** Work to do **
Reproduce every line of the material below without any change.

** Element location data **
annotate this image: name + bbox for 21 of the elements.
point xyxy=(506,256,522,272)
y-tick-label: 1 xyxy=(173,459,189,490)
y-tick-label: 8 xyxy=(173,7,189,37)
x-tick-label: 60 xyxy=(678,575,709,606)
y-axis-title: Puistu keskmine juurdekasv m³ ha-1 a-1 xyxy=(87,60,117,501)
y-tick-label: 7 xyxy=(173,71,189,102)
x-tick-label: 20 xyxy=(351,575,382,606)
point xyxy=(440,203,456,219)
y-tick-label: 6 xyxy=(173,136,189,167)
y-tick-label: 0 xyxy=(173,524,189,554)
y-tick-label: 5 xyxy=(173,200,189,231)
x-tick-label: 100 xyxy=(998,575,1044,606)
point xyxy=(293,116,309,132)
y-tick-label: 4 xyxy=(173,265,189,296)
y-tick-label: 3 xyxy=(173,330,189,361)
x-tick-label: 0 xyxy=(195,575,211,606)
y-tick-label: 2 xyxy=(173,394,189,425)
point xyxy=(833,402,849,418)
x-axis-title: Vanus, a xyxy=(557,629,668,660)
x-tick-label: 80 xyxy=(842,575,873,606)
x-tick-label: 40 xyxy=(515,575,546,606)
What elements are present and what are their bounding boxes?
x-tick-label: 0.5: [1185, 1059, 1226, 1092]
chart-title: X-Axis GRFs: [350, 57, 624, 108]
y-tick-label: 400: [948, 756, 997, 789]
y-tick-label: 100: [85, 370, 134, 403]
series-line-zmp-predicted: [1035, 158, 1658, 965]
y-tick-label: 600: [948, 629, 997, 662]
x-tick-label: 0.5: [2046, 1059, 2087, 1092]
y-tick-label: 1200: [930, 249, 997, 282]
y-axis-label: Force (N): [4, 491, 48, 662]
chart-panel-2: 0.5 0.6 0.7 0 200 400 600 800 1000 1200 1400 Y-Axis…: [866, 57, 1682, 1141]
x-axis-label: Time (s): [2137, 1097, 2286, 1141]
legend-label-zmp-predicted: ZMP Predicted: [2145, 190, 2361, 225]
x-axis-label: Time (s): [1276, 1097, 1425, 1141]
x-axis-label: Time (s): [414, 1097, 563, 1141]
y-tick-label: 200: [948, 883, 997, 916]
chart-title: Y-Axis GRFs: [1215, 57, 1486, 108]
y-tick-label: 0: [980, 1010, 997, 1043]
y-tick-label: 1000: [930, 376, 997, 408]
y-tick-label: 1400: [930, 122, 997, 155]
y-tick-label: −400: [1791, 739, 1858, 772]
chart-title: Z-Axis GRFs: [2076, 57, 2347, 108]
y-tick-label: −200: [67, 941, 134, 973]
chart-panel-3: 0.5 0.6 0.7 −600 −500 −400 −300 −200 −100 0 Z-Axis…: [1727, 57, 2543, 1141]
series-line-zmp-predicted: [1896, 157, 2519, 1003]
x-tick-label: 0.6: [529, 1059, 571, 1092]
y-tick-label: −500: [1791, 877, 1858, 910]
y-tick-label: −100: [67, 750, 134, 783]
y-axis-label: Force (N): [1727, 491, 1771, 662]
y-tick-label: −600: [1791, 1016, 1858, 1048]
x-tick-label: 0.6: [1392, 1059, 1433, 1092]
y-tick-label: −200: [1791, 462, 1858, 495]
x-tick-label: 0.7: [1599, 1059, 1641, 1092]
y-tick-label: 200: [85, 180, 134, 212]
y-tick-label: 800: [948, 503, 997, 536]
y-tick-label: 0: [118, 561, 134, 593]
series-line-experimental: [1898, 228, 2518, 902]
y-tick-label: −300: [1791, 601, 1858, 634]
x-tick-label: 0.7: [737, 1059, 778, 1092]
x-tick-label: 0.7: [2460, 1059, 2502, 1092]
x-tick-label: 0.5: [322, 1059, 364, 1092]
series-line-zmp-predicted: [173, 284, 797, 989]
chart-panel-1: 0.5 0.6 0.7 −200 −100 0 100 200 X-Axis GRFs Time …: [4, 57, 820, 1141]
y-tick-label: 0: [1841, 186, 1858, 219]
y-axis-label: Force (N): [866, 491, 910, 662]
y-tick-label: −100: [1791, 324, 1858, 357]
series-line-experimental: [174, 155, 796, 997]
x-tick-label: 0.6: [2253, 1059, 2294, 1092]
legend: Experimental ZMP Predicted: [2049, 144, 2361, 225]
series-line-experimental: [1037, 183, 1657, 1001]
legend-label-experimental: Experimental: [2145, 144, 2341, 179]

** Right answer **
annotate this image: name + bbox for 21 of the elements.
point xyxy=(506,256,522,272)
y-tick-label: 1 xyxy=(173,459,189,490)
y-tick-label: 8 xyxy=(173,7,189,37)
x-tick-label: 60 xyxy=(678,575,709,606)
y-axis-title: Puistu keskmine juurdekasv m³ ha-1 a-1 xyxy=(87,60,117,501)
y-tick-label: 7 xyxy=(173,71,189,102)
x-tick-label: 20 xyxy=(351,575,382,606)
point xyxy=(440,203,456,219)
y-tick-label: 6 xyxy=(173,136,189,167)
y-tick-label: 0 xyxy=(173,524,189,554)
y-tick-label: 5 xyxy=(173,200,189,231)
x-tick-label: 100 xyxy=(998,575,1044,606)
point xyxy=(293,116,309,132)
y-tick-label: 4 xyxy=(173,265,189,296)
y-tick-label: 3 xyxy=(173,330,189,361)
x-tick-label: 0 xyxy=(195,575,211,606)
y-tick-label: 2 xyxy=(173,394,189,425)
point xyxy=(833,402,849,418)
x-axis-title: Vanus, a xyxy=(557,629,668,660)
x-tick-label: 80 xyxy=(842,575,873,606)
x-tick-label: 40 xyxy=(515,575,546,606)
What elements are present and what are their bounding boxes?
x-tick-label: 0.5: [1185, 1059, 1226, 1092]
chart-title: X-Axis GRFs: [350, 57, 624, 108]
y-tick-label: 400: [948, 756, 997, 789]
y-tick-label: 100: [85, 370, 134, 403]
series-line-zmp-predicted: [1035, 158, 1658, 965]
y-tick-label: 600: [948, 629, 997, 662]
x-tick-label: 0.5: [2046, 1059, 2087, 1092]
y-tick-label: 1200: [930, 249, 997, 282]
y-axis-label: Force (N): [4, 491, 48, 662]
chart-panel-2: 0.5 0.6 0.7 0 200 400 600 800 1000 1200 1400 Y-Axis…: [866, 57, 1682, 1141]
x-axis-label: Time (s): [2137, 1097, 2286, 1141]
legend-label-zmp-predicted: ZMP Predicted: [2145, 190, 2361, 225]
x-axis-label: Time (s): [1276, 1097, 1425, 1141]
x-axis-label: Time (s): [414, 1097, 563, 1141]
y-tick-label: 200: [948, 883, 997, 916]
chart-title: Y-Axis GRFs: [1215, 57, 1486, 108]
y-tick-label: 0: [980, 1010, 997, 1043]
y-tick-label: 1000: [930, 376, 997, 408]
y-tick-label: 1400: [930, 122, 997, 155]
y-tick-label: −400: [1791, 739, 1858, 772]
chart-title: Z-Axis GRFs: [2076, 57, 2347, 108]
y-tick-label: −200: [67, 941, 134, 973]
chart-panel-3: 0.5 0.6 0.7 −600 −500 −400 −300 −200 −100 0 Z-Axis…: [1727, 57, 2543, 1141]
series-line-zmp-predicted: [1896, 157, 2519, 1003]
x-tick-label: 0.6: [529, 1059, 571, 1092]
y-tick-label: −500: [1791, 877, 1858, 910]
y-tick-label: −100: [67, 750, 134, 783]
y-axis-label: Force (N): [1727, 491, 1771, 662]
y-tick-label: −600: [1791, 1016, 1858, 1048]
x-tick-label: 0.6: [1392, 1059, 1433, 1092]
y-tick-label: −200: [1791, 462, 1858, 495]
x-tick-label: 0.7: [1599, 1059, 1641, 1092]
y-tick-label: 200: [85, 180, 134, 212]
y-tick-label: 800: [948, 503, 997, 536]
y-tick-label: 0: [118, 561, 134, 593]
series-line-experimental: [1898, 228, 2518, 902]
y-tick-label: −300: [1791, 601, 1858, 634]
x-tick-label: 0.7: [737, 1059, 778, 1092]
x-tick-label: 0.7: [2460, 1059, 2502, 1092]
x-tick-label: 0.5: [322, 1059, 364, 1092]
series-line-zmp-predicted: [173, 284, 797, 989]
chart-panel-1: 0.5 0.6 0.7 −200 −100 0 100 200 X-Axis GRFs Time …: [4, 57, 820, 1141]
y-tick-label: 0: [1841, 186, 1858, 219]
y-axis-label: Force (N): [866, 491, 910, 662]
y-tick-label: −100: [1791, 324, 1858, 357]
series-line-experimental: [174, 155, 796, 997]
x-tick-label: 0.6: [2253, 1059, 2294, 1092]
legend: Experimental ZMP Predicted: [2049, 144, 2361, 225]
series-line-experimental: [1037, 183, 1657, 1001]
legend-label-experimental: Experimental: [2145, 144, 2341, 179]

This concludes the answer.